# [Your goal]
Search the material for the string "https", then return every line where it is found.

── Given data

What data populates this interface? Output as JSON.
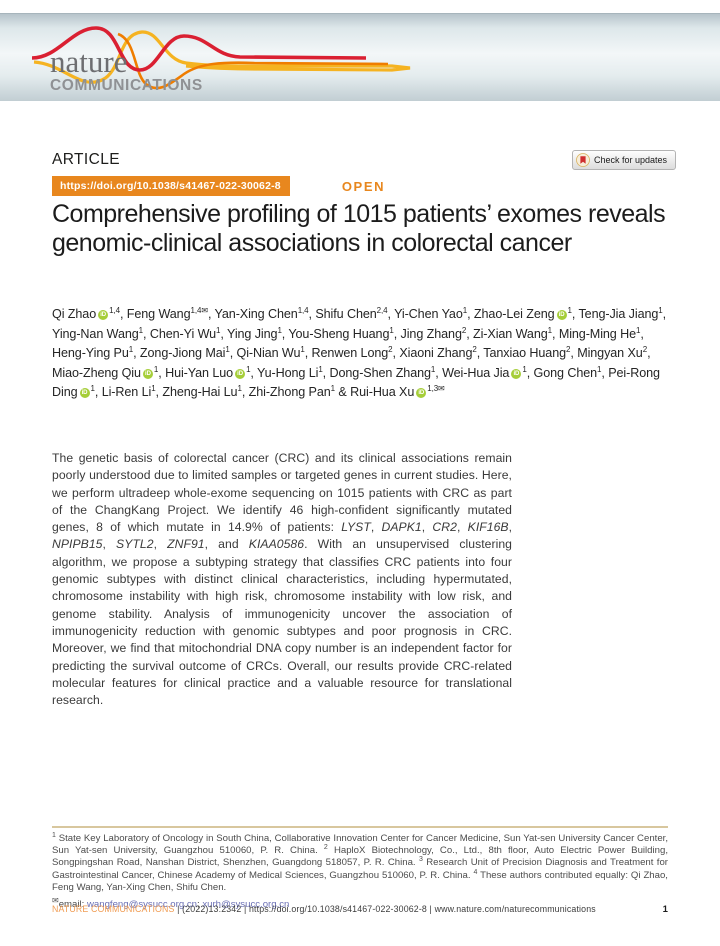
{
  "masthead": {
    "brand": "nature",
    "brand_sub": "COMMUNICATIONS"
  },
  "article": {
    "kicker": "ARTICLE",
    "doi": "https://doi.org/10.1038/s41467-022-30062-8",
    "open": "OPEN",
    "check_updates": "Check for updates",
    "title": "Comprehensive profiling of 1015 patients’ exomes reveals genomic-clinical associations in colorectal cancer"
  },
  "authors": {
    "list": [
      {
        "name": "Qi Zhao",
        "orcid": true,
        "sup": "1,4"
      },
      {
        "name": "Feng Wang",
        "sup": "1,4",
        "email": true
      },
      {
        "name": "Yan-Xing Chen",
        "sup": "1,4"
      },
      {
        "name": "Shifu Chen",
        "sup": "2,4"
      },
      {
        "name": "Yi-Chen Yao",
        "sup": "1"
      },
      {
        "name": "Zhao-Lei Zeng",
        "orcid": true,
        "sup": "1"
      },
      {
        "name": "Teng-Jia Jiang",
        "sup": "1"
      },
      {
        "name": "Ying-Nan Wang",
        "sup": "1"
      },
      {
        "name": "Chen-Yi Wu",
        "sup": "1"
      },
      {
        "name": "Ying Jing",
        "sup": "1"
      },
      {
        "name": "You-Sheng Huang",
        "sup": "1"
      },
      {
        "name": "Jing Zhang",
        "sup": "2"
      },
      {
        "name": "Zi-Xian Wang",
        "sup": "1"
      },
      {
        "name": "Ming-Ming He",
        "sup": "1"
      },
      {
        "name": "Heng-Ying Pu",
        "sup": "1"
      },
      {
        "name": "Zong-Jiong Mai",
        "sup": "1"
      },
      {
        "name": "Qi-Nian Wu",
        "sup": "1"
      },
      {
        "name": "Renwen Long",
        "sup": "2"
      },
      {
        "name": "Xiaoni Zhang",
        "sup": "2"
      },
      {
        "name": "Tanxiao Huang",
        "sup": "2"
      },
      {
        "name": "Mingyan Xu",
        "sup": "2"
      },
      {
        "name": "Miao-Zheng Qiu",
        "orcid": true,
        "sup": "1"
      },
      {
        "name": "Hui-Yan Luo",
        "orcid": true,
        "sup": "1"
      },
      {
        "name": "Yu-Hong Li",
        "sup": "1"
      },
      {
        "name": "Dong-Shen Zhang",
        "sup": "1"
      },
      {
        "name": "Wei-Hua Jia",
        "orcid": true,
        "sup": "1"
      },
      {
        "name": "Gong Chen",
        "sup": "1"
      },
      {
        "name": "Pei-Rong Ding",
        "orcid": true,
        "sup": "1"
      },
      {
        "name": "Li-Ren Li",
        "sup": "1"
      },
      {
        "name": "Zheng-Hai Lu",
        "sup": "1"
      },
      {
        "name": "Zhi-Zhong Pan",
        "sup": "1"
      },
      {
        "name": "Rui-Hua Xu",
        "orcid": true,
        "sup": "1,3",
        "email": true
      }
    ],
    "joiner": ", ",
    "last_joiner": " & "
  },
  "abstract": {
    "segments": [
      {
        "text": "The genetic basis of colorectal cancer (CRC) and its clinical associations remain poorly understood due to limited samples or targeted genes in current studies. Here, we perform ultradeep whole-exome sequencing on 1015 patients with CRC as part of the ChangKang Project. We identify 46 high-confident significantly mutated genes, 8 of which mutate in 14.9% of patients: ",
        "italic": false
      },
      {
        "text": "LYST",
        "italic": true
      },
      {
        "text": ", ",
        "italic": false
      },
      {
        "text": "DAPK1",
        "italic": true
      },
      {
        "text": ", ",
        "italic": false
      },
      {
        "text": "CR2",
        "italic": true
      },
      {
        "text": ", ",
        "italic": false
      },
      {
        "text": "KIF16B",
        "italic": true
      },
      {
        "text": ", ",
        "italic": false
      },
      {
        "text": "NPIPB15",
        "italic": true
      },
      {
        "text": ", ",
        "italic": false
      },
      {
        "text": "SYTL2",
        "italic": true
      },
      {
        "text": ", ",
        "italic": false
      },
      {
        "text": "ZNF91",
        "italic": true
      },
      {
        "text": ", and ",
        "italic": false
      },
      {
        "text": "KIAA0586",
        "italic": true
      },
      {
        "text": ". With an unsupervised clustering algorithm, we propose a subtyping strategy that classifies CRC patients into four genomic subtypes with distinct clinical characteristics, including hypermutated, chromosome instability with high risk, chromosome instability with low risk, and genome stability. Analysis of immunogenicity uncover the association of immunogenicity reduction with genomic subtypes and poor prognosis in CRC. Moreover, we find that mitochondrial DNA copy number is an independent factor for predicting the survival outcome of CRCs. Overall, our results provide CRC-related molecular features for clinical practice and a valuable resource for translational research.",
        "italic": false
      }
    ]
  },
  "footnotes": {
    "notes": [
      {
        "sup": "1",
        "text": "State Key Laboratory of Oncology in South China, Collaborative Innovation Center for Cancer Medicine, Sun Yat-sen University Cancer Center, Sun Yat-sen University, Guangzhou 510060, P. R. China."
      },
      {
        "sup": "2",
        "text": "HaploX Biotechnology, Co., Ltd., 8th floor, Auto Electric Power Building, Songpingshan Road, Nanshan District, Shenzhen, Guangdong 518057, P. R. China."
      },
      {
        "sup": "3",
        "text": "Research Unit of Precision Diagnosis and Treatment for Gastrointestinal Cancer, Chinese Academy of Medical Sciences, Guangzhou 510060, P. R. China."
      },
      {
        "sup": "4",
        "text": "These authors contributed equally: Qi Zhao, Feng Wang, Yan-Xing Chen, Shifu Chen."
      }
    ],
    "email_label": "email:",
    "emails": [
      "wangfeng@sysucc.org.cn",
      "xurh@sysucc.org.cn"
    ],
    "email_separator": "; "
  },
  "footer": {
    "journal": "NATURE COMMUNICATIONS",
    "meta": " | (2022)13:2342 | https://doi.org/10.1038/s41467-022-30062-8 | www.nature.com/naturecommunications",
    "page": "1"
  },
  "colors": {
    "accent_orange": "#e8871e",
    "orcid_green": "#a6ce39",
    "link_blue": "#6a6fb5",
    "rule_tan": "#d8c79e",
    "footer_orange": "#f09c53",
    "crossmark_red": "#cf2e2e",
    "ribbon_red": "#da2032",
    "ribbon_yellow": "#f5b321",
    "ribbon_orange": "#ef7d00"
  }
}
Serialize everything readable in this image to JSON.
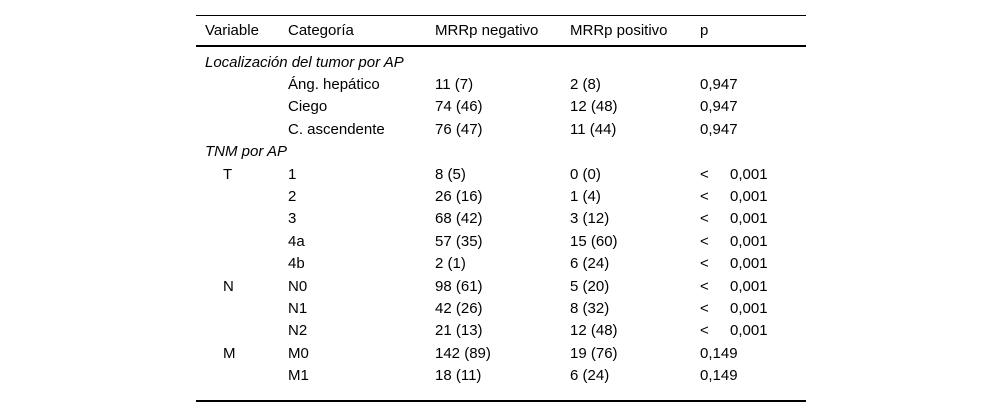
{
  "table": {
    "columns": [
      "Variable",
      "Categoría",
      "MRRp negativo",
      "MRRp positivo",
      "p"
    ],
    "rows": [
      {
        "type": "section",
        "label": "Localización del tumor por AP"
      },
      {
        "type": "data",
        "variable": "",
        "category": "Áng. hepático",
        "neg": "11 (7)",
        "pos": "2 (8)",
        "p_prefix": "",
        "p_value": "0,947"
      },
      {
        "type": "data",
        "variable": "",
        "category": "Ciego",
        "neg": "74 (46)",
        "pos": "12 (48)",
        "p_prefix": "",
        "p_value": "0,947"
      },
      {
        "type": "data",
        "variable": "",
        "category": "C. ascendente",
        "neg": "76 (47)",
        "pos": "11 (44)",
        "p_prefix": "",
        "p_value": "0,947"
      },
      {
        "type": "section",
        "label": "TNM por AP"
      },
      {
        "type": "data",
        "variable": "T",
        "category": "1",
        "neg": "8 (5)",
        "pos": "0 (0)",
        "p_prefix": "<",
        "p_value": "0,001"
      },
      {
        "type": "data",
        "variable": "",
        "category": "2",
        "neg": "26 (16)",
        "pos": "1 (4)",
        "p_prefix": "<",
        "p_value": "0,001"
      },
      {
        "type": "data",
        "variable": "",
        "category": "3",
        "neg": "68 (42)",
        "pos": "3 (12)",
        "p_prefix": "<",
        "p_value": "0,001"
      },
      {
        "type": "data",
        "variable": "",
        "category": "4a",
        "neg": "57 (35)",
        "pos": "15 (60)",
        "p_prefix": "<",
        "p_value": "0,001"
      },
      {
        "type": "data",
        "variable": "",
        "category": "4b",
        "neg": "2 (1)",
        "pos": "6 (24)",
        "p_prefix": "<",
        "p_value": "0,001"
      },
      {
        "type": "data",
        "variable": "N",
        "category": "N0",
        "neg": "98 (61)",
        "pos": "5 (20)",
        "p_prefix": "<",
        "p_value": "0,001"
      },
      {
        "type": "data",
        "variable": "",
        "category": "N1",
        "neg": "42 (26)",
        "pos": "8 (32)",
        "p_prefix": "<",
        "p_value": "0,001"
      },
      {
        "type": "data",
        "variable": "",
        "category": "N2",
        "neg": "21 (13)",
        "pos": "12 (48)",
        "p_prefix": "<",
        "p_value": "0,001"
      },
      {
        "type": "data",
        "variable": "M",
        "category": "M0",
        "neg": "142 (89)",
        "pos": "19 (76)",
        "p_prefix": "",
        "p_value": "0,149"
      },
      {
        "type": "data",
        "variable": "",
        "category": "M1",
        "neg": "18 (11)",
        "pos": "6 (24)",
        "p_prefix": "",
        "p_value": "0,149"
      }
    ],
    "text_color": "#000000",
    "background_color": "#ffffff"
  }
}
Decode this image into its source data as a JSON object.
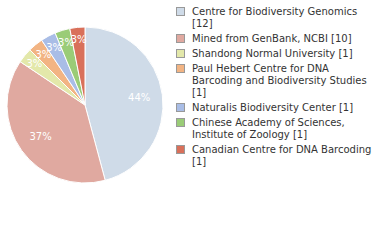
{
  "chart_data": {
    "type": "pie",
    "categories": [
      "Centre for Biodiversity Genomics [12]",
      "Mined from GenBank, NCBI [10]",
      "Shandong Normal University [1]",
      "Paul Hebert Centre for DNA Barcoding and Biodiversity Studies [1]",
      "Naturalis Biodiversity Center [1]",
      "Chinese Academy of Sciences, Institute of Zoology [1]",
      "Canadian Centre for DNA Barcoding [1]"
    ],
    "values": [
      44,
      37,
      3,
      3,
      3,
      3,
      3
    ],
    "value_labels": [
      "44%",
      "37%",
      "3%",
      "3%",
      "3%",
      "3%",
      "3%"
    ],
    "colors": [
      "#cfdbe8",
      "#e0a9a0",
      "#e3e8aa",
      "#f2b483",
      "#a9bde6",
      "#9acc77",
      "#d9705a"
    ],
    "data_labels": true
  }
}
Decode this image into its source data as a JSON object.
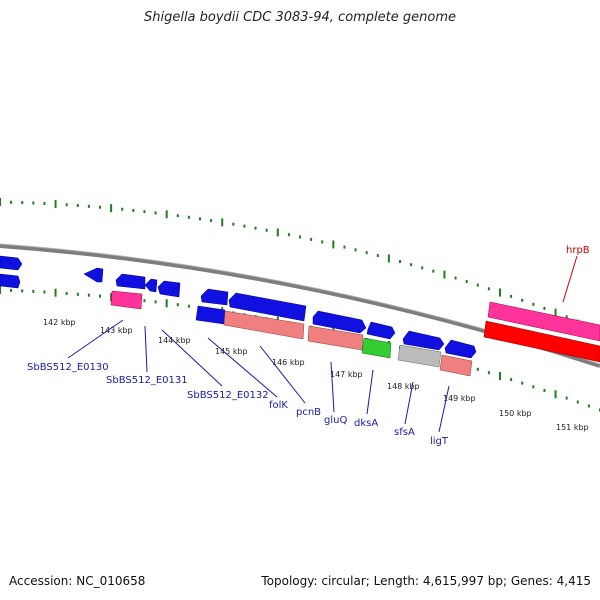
{
  "title": "Shigella boydii CDC 3083-94, complete genome",
  "footer": {
    "accession": "Accession: NC_010658",
    "topology": "Topology: circular; Length: 4,615,997 bp; Genes: 4,415"
  },
  "colors": {
    "backbone": "#7d7d7d",
    "tick": "#1e7d1e",
    "gene_forward": "#1010e0",
    "rna_pink": "#ff3399",
    "pseudo_salmon": "#f08080",
    "green_feature": "#33cc33",
    "grey_feature": "#bbbbbb",
    "red_feature": "#ff0000",
    "label_blue": "#1a1aa6",
    "label_red": "#cc0000"
  },
  "scale_ticks": [
    {
      "label": "142 kbp"
    },
    {
      "label": "143 kbp"
    },
    {
      "label": "144 kbp"
    },
    {
      "label": "145 kbp"
    },
    {
      "label": "146 kbp"
    },
    {
      "label": "147 kbp"
    },
    {
      "label": "148 kbp"
    },
    {
      "label": "149 kbp"
    },
    {
      "label": "150 kbp"
    },
    {
      "label": "151 kbp"
    }
  ],
  "gene_labels": [
    {
      "name": "SbBS512_E0130"
    },
    {
      "name": "SbBS512_E0131"
    },
    {
      "name": "SbBS512_E0132"
    },
    {
      "name": "folK"
    },
    {
      "name": "pcnB"
    },
    {
      "name": "gluQ"
    },
    {
      "name": "dksA"
    },
    {
      "name": "sfsA"
    },
    {
      "name": "ligT"
    },
    {
      "name": "hrpB"
    }
  ]
}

────

# [Result]
    "doi": "https://doi.org/10.1038/s41467-022-30062-8",
    "meta": " | (2022)13:2342 | https://doi.org/10.1038/s41467-022-30062-8 | www.nature.com/naturecommunications",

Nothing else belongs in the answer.